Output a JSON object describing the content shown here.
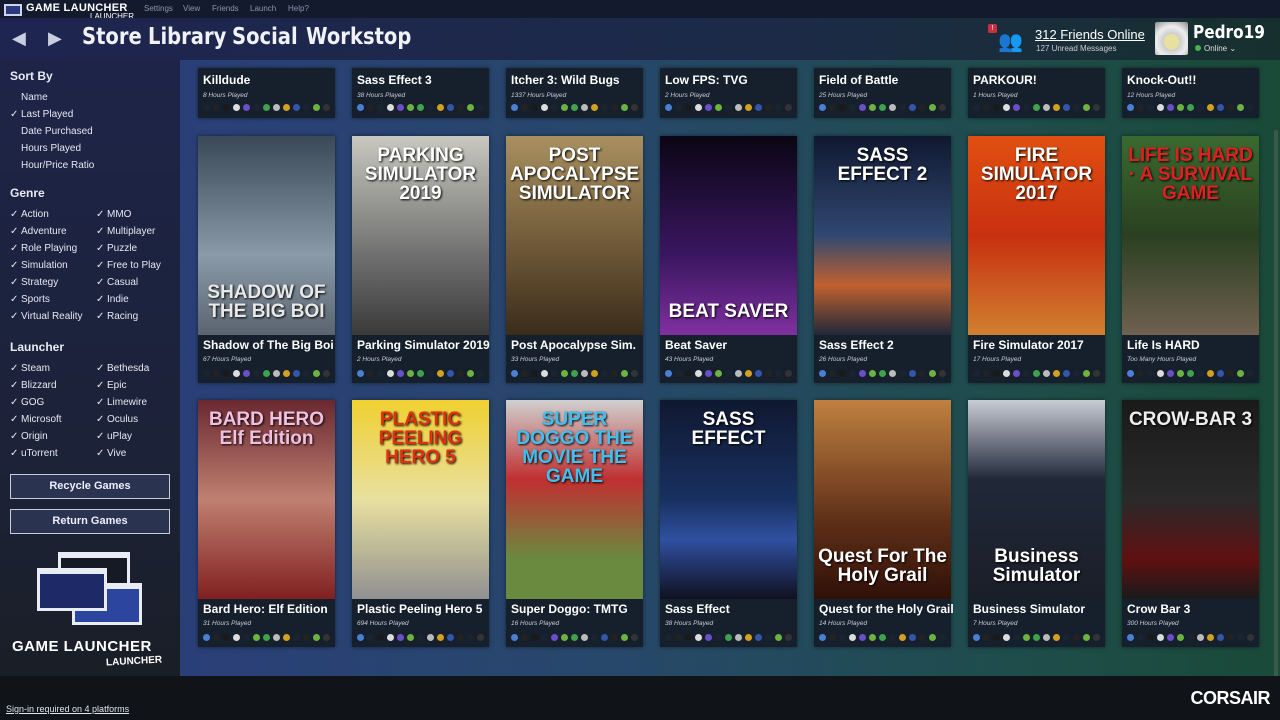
{
  "app": {
    "title": "GAME LAUNCHER",
    "subtitle": "LAUNCHER"
  },
  "menu": [
    "Settings",
    "View",
    "Friends",
    "Launch",
    "Help?"
  ],
  "nav": {
    "back": "◀",
    "forward": "▶",
    "tabs": [
      "Store",
      "Library",
      "Social",
      "Workstop"
    ]
  },
  "social": {
    "alert": "!",
    "friends_online": "312 Friends Online",
    "unread": "127 Unread Messages"
  },
  "user": {
    "name": "Pedro19",
    "status": "Online ⌄"
  },
  "sidebar": {
    "sort_title": "Sort By",
    "sort": [
      {
        "label": "Name",
        "checked": false
      },
      {
        "label": "Last Played",
        "checked": true
      },
      {
        "label": "Date Purchased",
        "checked": false
      },
      {
        "label": "Hours Played",
        "checked": false
      },
      {
        "label": "Hour/Price Ratio",
        "checked": false
      }
    ],
    "genre_title": "Genre",
    "genre": [
      "Action",
      "MMO",
      "Adventure",
      "Multiplayer",
      "Role Playing",
      "Puzzle",
      "Simulation",
      "Free to Play",
      "Strategy",
      "Casual",
      "Sports",
      "Indie",
      "Virtual Reality",
      "Racing"
    ],
    "launcher_title": "Launcher",
    "launchers": [
      "Steam",
      "Bethesda",
      "Blizzard",
      "Epic",
      "GOG",
      "Limewire",
      "Microsoft",
      "Oculus",
      "Origin",
      "uPlay",
      "uTorrent",
      "Vive"
    ],
    "check": "✓",
    "recycle": "Recycle Games",
    "return": "Return Games"
  },
  "footer": {
    "signin": "Sign-in required on 4 platforms",
    "brand": "CORSAIR"
  },
  "platform_colors": [
    "#4a7fd4",
    "#222",
    "#1a1a1a",
    "#ddd",
    "#6a4fc8",
    "#6cb33f",
    "#3ea34a",
    "#bbb",
    "#d4a020",
    "#3355aa",
    "#222",
    "#6cb33f",
    "#333"
  ],
  "games_top": [
    {
      "title": "Killdude",
      "hours": "8 Hours Played"
    },
    {
      "title": "Sass Effect 3",
      "hours": "38 Hours Played"
    },
    {
      "title": "Itcher 3: Wild Bugs",
      "hours": "1337 Hours Played"
    },
    {
      "title": "Low FPS: TVG",
      "hours": "2 Hours Played"
    },
    {
      "title": "Field of Battle",
      "hours": "25 Hours Played"
    },
    {
      "title": "PARKOUR!",
      "hours": "1 Hours Played"
    },
    {
      "title": "Knock-Out!!",
      "hours": "12 Hours Played"
    }
  ],
  "games": [
    {
      "title": "Shadow of The Big Boi",
      "hours": "67 Hours Played",
      "cover_text": "SHADOW OF THE BIG BOI",
      "bg": "linear-gradient(180deg,#3a4858,#8a9aa8 60%,#5a6470)",
      "pos": "bottom",
      "color": "#e8e8e8"
    },
    {
      "title": "Parking Simulator 2019",
      "hours": "2 Hours Played",
      "cover_text": "PARKING SIMULATOR 2019",
      "bg": "linear-gradient(180deg,#c8c8c0,#707070 60%,#3a3a3a)",
      "pos": "top",
      "color": "#fff"
    },
    {
      "title": "Post Apocalypse Sim.",
      "hours": "33 Hours Played",
      "cover_text": "POST APOCALYPSE SIMULATOR",
      "bg": "linear-gradient(180deg,#a89060,#6a5434 60%,#3a2c1c)",
      "pos": "top",
      "color": "#fff"
    },
    {
      "title": "Beat Saver",
      "hours": "43 Hours Played",
      "cover_text": "BEAT SAVER",
      "bg": "linear-gradient(180deg,#0a0614,#3a1660 60%,#8030a0)",
      "pos": "bottom",
      "color": "#fff"
    },
    {
      "title": "Sass Effect 2",
      "hours": "26 Hours Played",
      "cover_text": "SASS EFFECT 2",
      "bg": "linear-gradient(180deg,#101830,#304870 50%,#c06030 75%,#202838)",
      "pos": "top",
      "color": "#fff"
    },
    {
      "title": "Fire Simulator 2017",
      "hours": "17 Hours Played",
      "cover_text": "FIRE SIMULATOR 2017",
      "bg": "linear-gradient(180deg,#e05010,#c83010 50%,#d08030)",
      "pos": "top",
      "color": "#fff"
    },
    {
      "title": "Life Is HARD",
      "hours": "Too Many Hours Played",
      "cover_text": "LIFE IS HARD · A SURVIVAL GAME",
      "bg": "linear-gradient(180deg,#3a6a30,#2a4020 50%,#706050)",
      "pos": "top",
      "color": "#e02020"
    },
    {
      "title": "Bard Hero: Elf Edition",
      "hours": "31 Hours Played",
      "cover_text": "BARD HERO Elf Edition",
      "bg": "linear-gradient(180deg,#6a2830,#c08070 50%,#802020)",
      "pos": "top",
      "color": "#f0c0e0"
    },
    {
      "title": "Plastic Peeling Hero 5",
      "hours": "694 Hours Played",
      "cover_text": "PLASTIC PEELING HERO 5",
      "bg": "linear-gradient(180deg,#f0d030,#e8e0a0 50%,#909090)",
      "pos": "top",
      "color": "#e03010"
    },
    {
      "title": "Super Doggo: TMTG",
      "hours": "16 Hours Played",
      "cover_text": "SUPER DOGGO THE MOVIE THE GAME",
      "bg": "linear-gradient(180deg,#d0d0d0,#c03030 40%,#6a8a40 80%)",
      "pos": "top",
      "color": "#40c0f0"
    },
    {
      "title": "Sass Effect",
      "hours": "38 Hours Played",
      "cover_text": "SASS EFFECT",
      "bg": "linear-gradient(180deg,#101830,#183060 50%,#3050a0 70%,#101020)",
      "pos": "top",
      "color": "#fff"
    },
    {
      "title": "Quest for the Holy Grail",
      "hours": "14 Hours Played",
      "cover_text": "Quest For The Holy Grail",
      "bg": "linear-gradient(180deg,#c08040,#603018 60%,#301008)",
      "pos": "bottom",
      "color": "#fff"
    },
    {
      "title": "Business Simulator",
      "hours": "7 Hours Played",
      "cover_text": "Business Simulator",
      "bg": "linear-gradient(180deg,#c8ccd4,#202838 40%,#1a1e28)",
      "pos": "bottom",
      "color": "#fff"
    },
    {
      "title": "Crow Bar 3",
      "hours": "300 Hours Played",
      "cover_text": "CROW-BAR 3",
      "bg": "linear-gradient(180deg,#1a1a1a,#2a2a2a 50%,#601010 80%,#1a1a1a)",
      "pos": "top",
      "color": "#eee"
    }
  ]
}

## Directive
Print every entry exactly as written, without the pictures.

## Response
Output a JSON object describing the content shown here.
{
  "app": {
    "title": "GAME LAUNCHER",
    "subtitle": "LAUNCHER"
  },
  "menu": [
    "Settings",
    "View",
    "Friends",
    "Launch",
    "Help?"
  ],
  "nav": {
    "back": "◀",
    "forward": "▶",
    "tabs": [
      "Store",
      "Library",
      "Social",
      "Workstop"
    ]
  },
  "social": {
    "alert": "!",
    "friends_online": "312 Friends Online",
    "unread": "127 Unread Messages"
  },
  "user": {
    "name": "Pedro19",
    "status": "Online ⌄"
  },
  "sidebar": {
    "sort_title": "Sort By",
    "sort": [
      {
        "label": "Name",
        "checked": false
      },
      {
        "label": "Last Played",
        "checked": true
      },
      {
        "label": "Date Purchased",
        "checked": false
      },
      {
        "label": "Hours Played",
        "checked": false
      },
      {
        "label": "Hour/Price Ratio",
        "checked": false
      }
    ],
    "genre_title": "Genre",
    "genre": [
      "Action",
      "MMO",
      "Adventure",
      "Multiplayer",
      "Role Playing",
      "Puzzle",
      "Simulation",
      "Free to Play",
      "Strategy",
      "Casual",
      "Sports",
      "Indie",
      "Virtual Reality",
      "Racing"
    ],
    "launcher_title": "Launcher",
    "launchers": [
      "Steam",
      "Bethesda",
      "Blizzard",
      "Epic",
      "GOG",
      "Limewire",
      "Microsoft",
      "Oculus",
      "Origin",
      "uPlay",
      "uTorrent",
      "Vive"
    ],
    "check": "✓",
    "recycle": "Recycle Games",
    "return": "Return Games"
  },
  "footer": {
    "signin": "Sign-in required on 4 platforms",
    "brand": "CORSAIR"
  },
  "platform_colors": [
    "#4a7fd4",
    "#222",
    "#1a1a1a",
    "#ddd",
    "#6a4fc8",
    "#6cb33f",
    "#3ea34a",
    "#bbb",
    "#d4a020",
    "#3355aa",
    "#222",
    "#6cb33f",
    "#333"
  ],
  "games_top": [
    {
      "title": "Killdude",
      "hours": "8 Hours Played"
    },
    {
      "title": "Sass Effect 3",
      "hours": "38 Hours Played"
    },
    {
      "title": "Itcher 3: Wild Bugs",
      "hours": "1337 Hours Played"
    },
    {
      "title": "Low FPS: TVG",
      "hours": "2 Hours Played"
    },
    {
      "title": "Field of Battle",
      "hours": "25 Hours Played"
    },
    {
      "title": "PARKOUR!",
      "hours": "1 Hours Played"
    },
    {
      "title": "Knock-Out!!",
      "hours": "12 Hours Played"
    }
  ],
  "games": [
    {
      "title": "Shadow of The Big Boi",
      "hours": "67 Hours Played",
      "cover_text": "SHADOW OF THE BIG BOI",
      "bg": "linear-gradient(180deg,#3a4858,#8a9aa8 60%,#5a6470)",
      "pos": "bottom",
      "color": "#e8e8e8"
    },
    {
      "title": "Parking Simulator 2019",
      "hours": "2 Hours Played",
      "cover_text": "PARKING SIMULATOR 2019",
      "bg": "linear-gradient(180deg,#c8c8c0,#707070 60%,#3a3a3a)",
      "pos": "top",
      "color": "#fff"
    },
    {
      "title": "Post Apocalypse Sim.",
      "hours": "33 Hours Played",
      "cover_text": "POST APOCALYPSE SIMULATOR",
      "bg": "linear-gradient(180deg,#a89060,#6a5434 60%,#3a2c1c)",
      "pos": "top",
      "color": "#fff"
    },
    {
      "title": "Beat Saver",
      "hours": "43 Hours Played",
      "cover_text": "BEAT SAVER",
      "bg": "linear-gradient(180deg,#0a0614,#3a1660 60%,#8030a0)",
      "pos": "bottom",
      "color": "#fff"
    },
    {
      "title": "Sass Effect 2",
      "hours": "26 Hours Played",
      "cover_text": "SASS EFFECT 2",
      "bg": "linear-gradient(180deg,#101830,#304870 50%,#c06030 75%,#202838)",
      "pos": "top",
      "color": "#fff"
    },
    {
      "title": "Fire Simulator 2017",
      "hours": "17 Hours Played",
      "cover_text": "FIRE SIMULATOR 2017",
      "bg": "linear-gradient(180deg,#e05010,#c83010 50%,#d08030)",
      "pos": "top",
      "color": "#fff"
    },
    {
      "title": "Life Is HARD",
      "hours": "Too Many Hours Played",
      "cover_text": "LIFE IS HARD · A SURVIVAL GAME",
      "bg": "linear-gradient(180deg,#3a6a30,#2a4020 50%,#706050)",
      "pos": "top",
      "color": "#e02020"
    },
    {
      "title": "Bard Hero: Elf Edition",
      "hours": "31 Hours Played",
      "cover_text": "BARD HERO Elf Edition",
      "bg": "linear-gradient(180deg,#6a2830,#c08070 50%,#802020)",
      "pos": "top",
      "color": "#f0c0e0"
    },
    {
      "title": "Plastic Peeling Hero 5",
      "hours": "694 Hours Played",
      "cover_text": "PLASTIC PEELING HERO 5",
      "bg": "linear-gradient(180deg,#f0d030,#e8e0a0 50%,#909090)",
      "pos": "top",
      "color": "#e03010"
    },
    {
      "title": "Super Doggo: TMTG",
      "hours": "16 Hours Played",
      "cover_text": "SUPER DOGGO THE MOVIE THE GAME",
      "bg": "linear-gradient(180deg,#d0d0d0,#c03030 40%,#6a8a40 80%)",
      "pos": "top",
      "color": "#40c0f0"
    },
    {
      "title": "Sass Effect",
      "hours": "38 Hours Played",
      "cover_text": "SASS EFFECT",
      "bg": "linear-gradient(180deg,#101830,#183060 50%,#3050a0 70%,#101020)",
      "pos": "top",
      "color": "#fff"
    },
    {
      "title": "Quest for the Holy Grail",
      "hours": "14 Hours Played",
      "cover_text": "Quest For The Holy Grail",
      "bg": "linear-gradient(180deg,#c08040,#603018 60%,#301008)",
      "pos": "bottom",
      "color": "#fff"
    },
    {
      "title": "Business Simulator",
      "hours": "7 Hours Played",
      "cover_text": "Business Simulator",
      "bg": "linear-gradient(180deg,#c8ccd4,#202838 40%,#1a1e28)",
      "pos": "bottom",
      "color": "#fff"
    },
    {
      "title": "Crow Bar 3",
      "hours": "300 Hours Played",
      "cover_text": "CROW-BAR 3",
      "bg": "linear-gradient(180deg,#1a1a1a,#2a2a2a 50%,#601010 80%,#1a1a1a)",
      "pos": "top",
      "color": "#eee"
    }
  ]
}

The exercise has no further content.